Dataset rows:
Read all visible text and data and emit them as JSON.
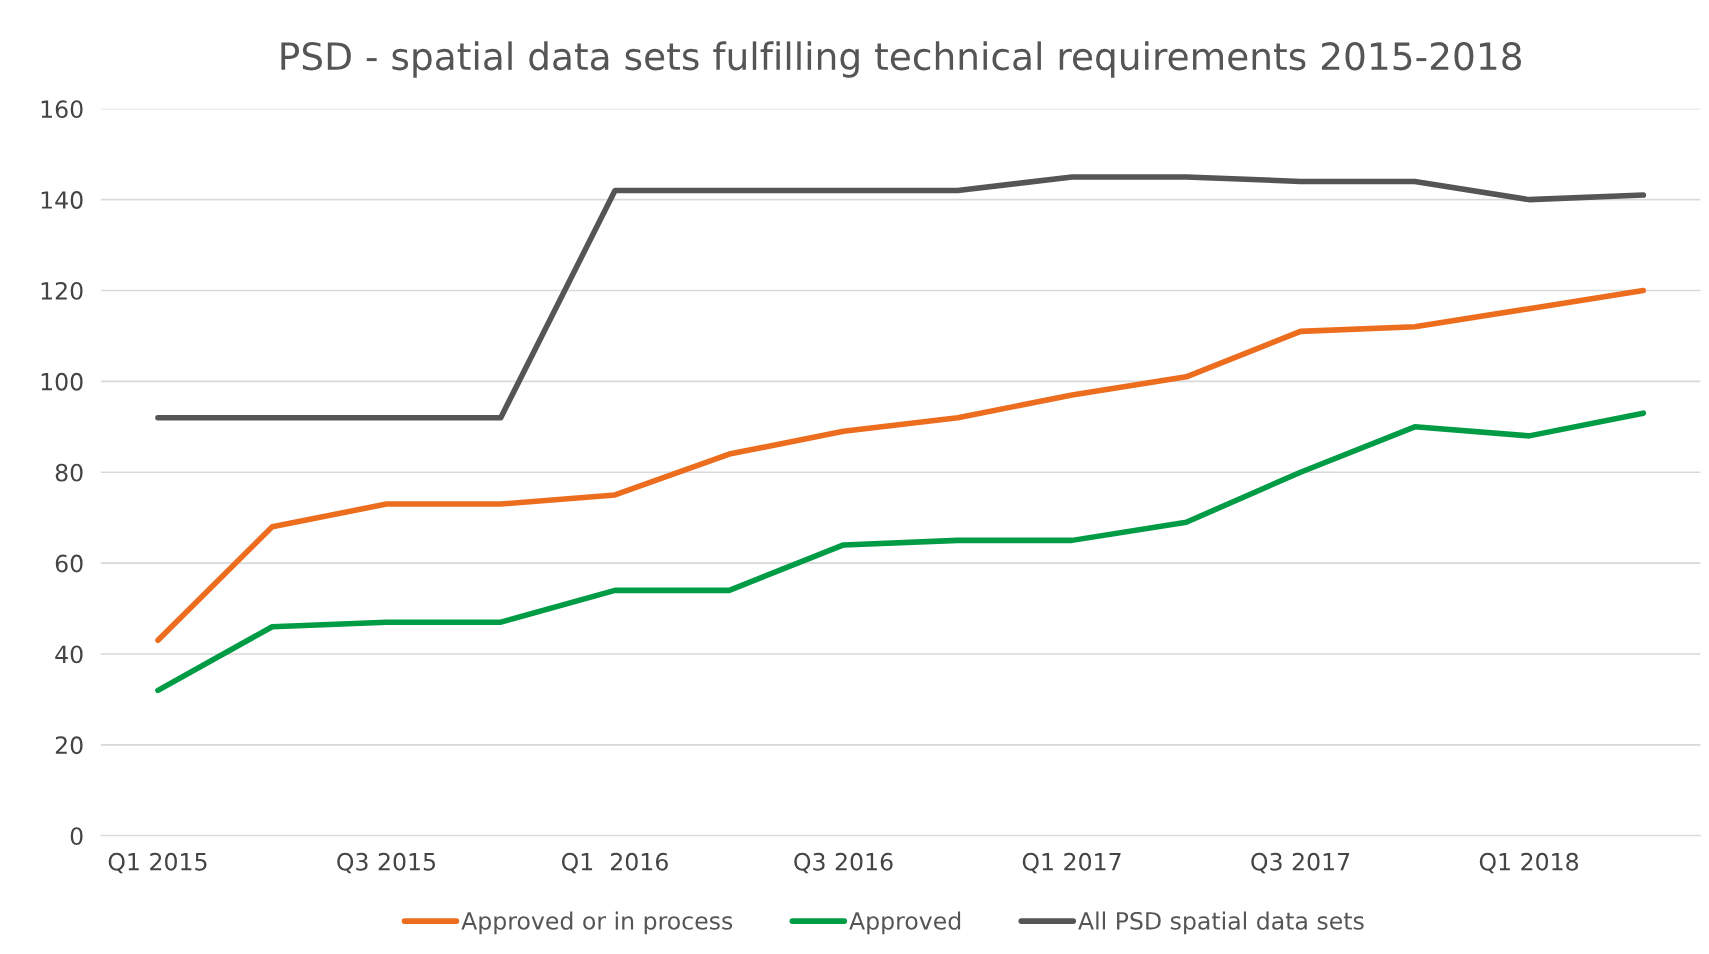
{
  "chart_data": {
    "type": "line",
    "title": "PSD - spatial data sets fulfilling technical requirements 2015-2018",
    "categories": [
      "Q1 2015",
      null,
      "Q3 2015",
      null,
      "Q1  2016",
      null,
      "Q3 2016",
      null,
      "Q1 2017",
      null,
      "Q3 2017",
      null,
      "Q1 2018",
      null
    ],
    "series": [
      {
        "name": "Approved or in process",
        "color": "#ed6d1f",
        "values": [
          43,
          68,
          73,
          73,
          75,
          84,
          89,
          92,
          97,
          101,
          111,
          112,
          116,
          120
        ]
      },
      {
        "name": "Approved",
        "color": "#009c45",
        "values": [
          32,
          46,
          47,
          47,
          54,
          54,
          64,
          65,
          65,
          69,
          80,
          90,
          88,
          93
        ]
      },
      {
        "name": "All PSD spatial data sets",
        "color": "#555555",
        "values": [
          92,
          92,
          92,
          92,
          142,
          142,
          142,
          142,
          145,
          145,
          144,
          144,
          140,
          141
        ]
      }
    ],
    "ylim": [
      0,
      160
    ],
    "yticks": [
      0,
      20,
      40,
      60,
      80,
      100,
      120,
      140,
      160
    ],
    "grid": "y",
    "legend": "bottom",
    "marker": "none",
    "line_style": "solid"
  }
}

What the task requires:
Scan the records above for the string "spatial", then select every line that holds it.

Output of the task:
    "title": "PSD - spatial data sets fulfilling technical requirements 2015-2018",
        "name": "All PSD spatial data sets",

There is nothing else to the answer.